* Entries:
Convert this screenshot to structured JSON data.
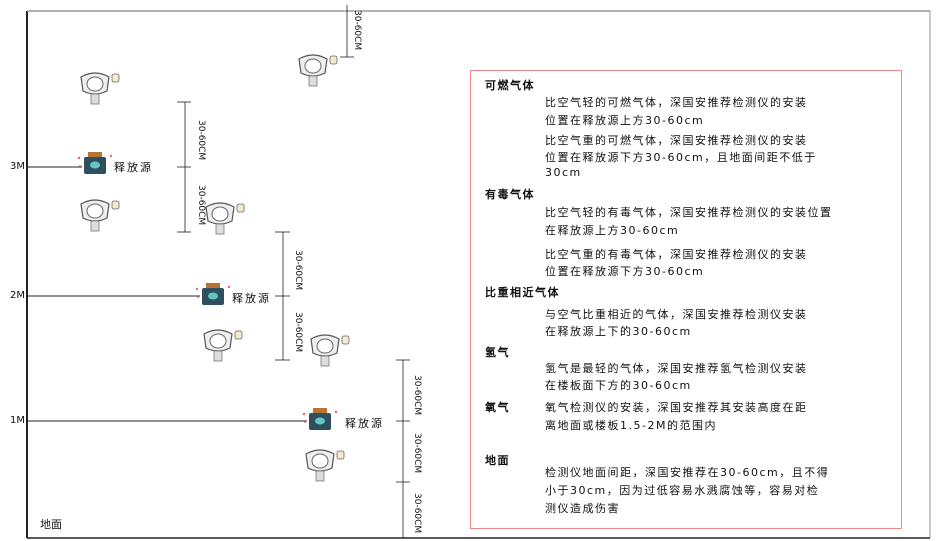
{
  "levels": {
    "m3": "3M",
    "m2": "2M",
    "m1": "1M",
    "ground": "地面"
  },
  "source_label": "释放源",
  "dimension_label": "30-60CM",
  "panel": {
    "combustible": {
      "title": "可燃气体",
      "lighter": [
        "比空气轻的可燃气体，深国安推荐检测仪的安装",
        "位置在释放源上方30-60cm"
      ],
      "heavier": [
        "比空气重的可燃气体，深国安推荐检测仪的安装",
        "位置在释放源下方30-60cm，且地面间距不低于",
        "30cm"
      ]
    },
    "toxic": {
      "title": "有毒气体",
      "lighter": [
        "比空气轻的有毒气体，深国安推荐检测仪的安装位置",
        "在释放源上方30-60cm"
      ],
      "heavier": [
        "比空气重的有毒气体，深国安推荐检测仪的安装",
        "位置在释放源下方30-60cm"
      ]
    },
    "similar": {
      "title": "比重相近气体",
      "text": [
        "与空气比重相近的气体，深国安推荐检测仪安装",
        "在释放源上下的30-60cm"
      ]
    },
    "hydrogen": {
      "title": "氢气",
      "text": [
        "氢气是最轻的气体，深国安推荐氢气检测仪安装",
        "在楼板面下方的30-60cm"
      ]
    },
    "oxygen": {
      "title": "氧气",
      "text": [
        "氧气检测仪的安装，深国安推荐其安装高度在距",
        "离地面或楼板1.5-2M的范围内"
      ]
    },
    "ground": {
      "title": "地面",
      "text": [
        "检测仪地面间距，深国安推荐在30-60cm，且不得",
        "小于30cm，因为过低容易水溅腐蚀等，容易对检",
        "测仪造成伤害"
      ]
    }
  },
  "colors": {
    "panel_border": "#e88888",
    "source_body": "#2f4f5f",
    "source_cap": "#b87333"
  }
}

...

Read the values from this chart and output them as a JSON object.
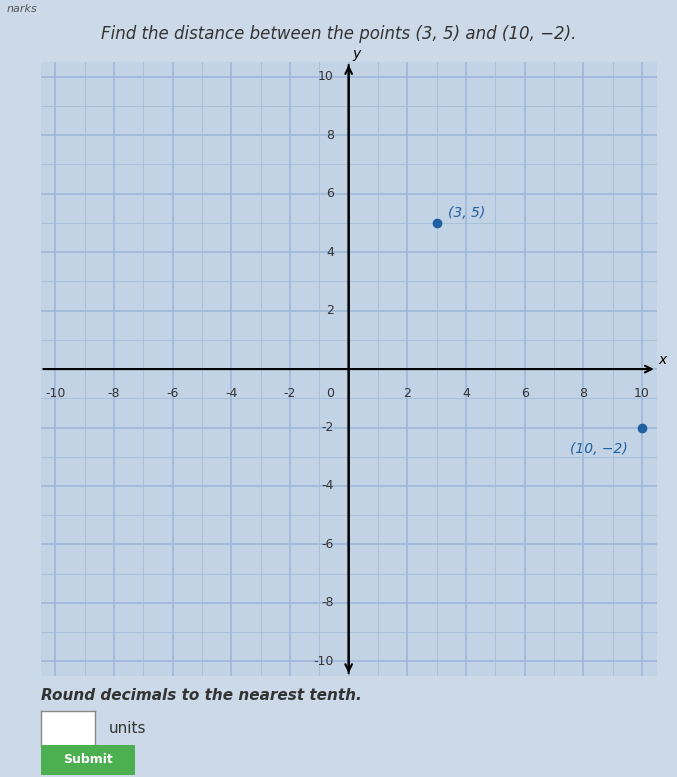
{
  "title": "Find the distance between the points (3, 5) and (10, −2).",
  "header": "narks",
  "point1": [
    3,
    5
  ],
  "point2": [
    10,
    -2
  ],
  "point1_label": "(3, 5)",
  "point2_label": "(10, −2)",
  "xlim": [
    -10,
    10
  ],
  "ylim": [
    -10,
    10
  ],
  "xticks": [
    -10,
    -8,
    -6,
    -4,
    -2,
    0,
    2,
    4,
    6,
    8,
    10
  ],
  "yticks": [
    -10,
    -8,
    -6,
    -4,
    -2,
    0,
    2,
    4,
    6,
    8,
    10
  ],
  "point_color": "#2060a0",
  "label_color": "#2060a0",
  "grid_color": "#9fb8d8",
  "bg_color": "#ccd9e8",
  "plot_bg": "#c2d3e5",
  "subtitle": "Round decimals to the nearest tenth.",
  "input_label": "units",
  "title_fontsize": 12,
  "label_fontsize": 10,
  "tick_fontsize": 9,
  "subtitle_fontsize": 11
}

* The problem:
How many lines in the data contain the string "JSON"? Respond with the number only.

* Solution to this task:
2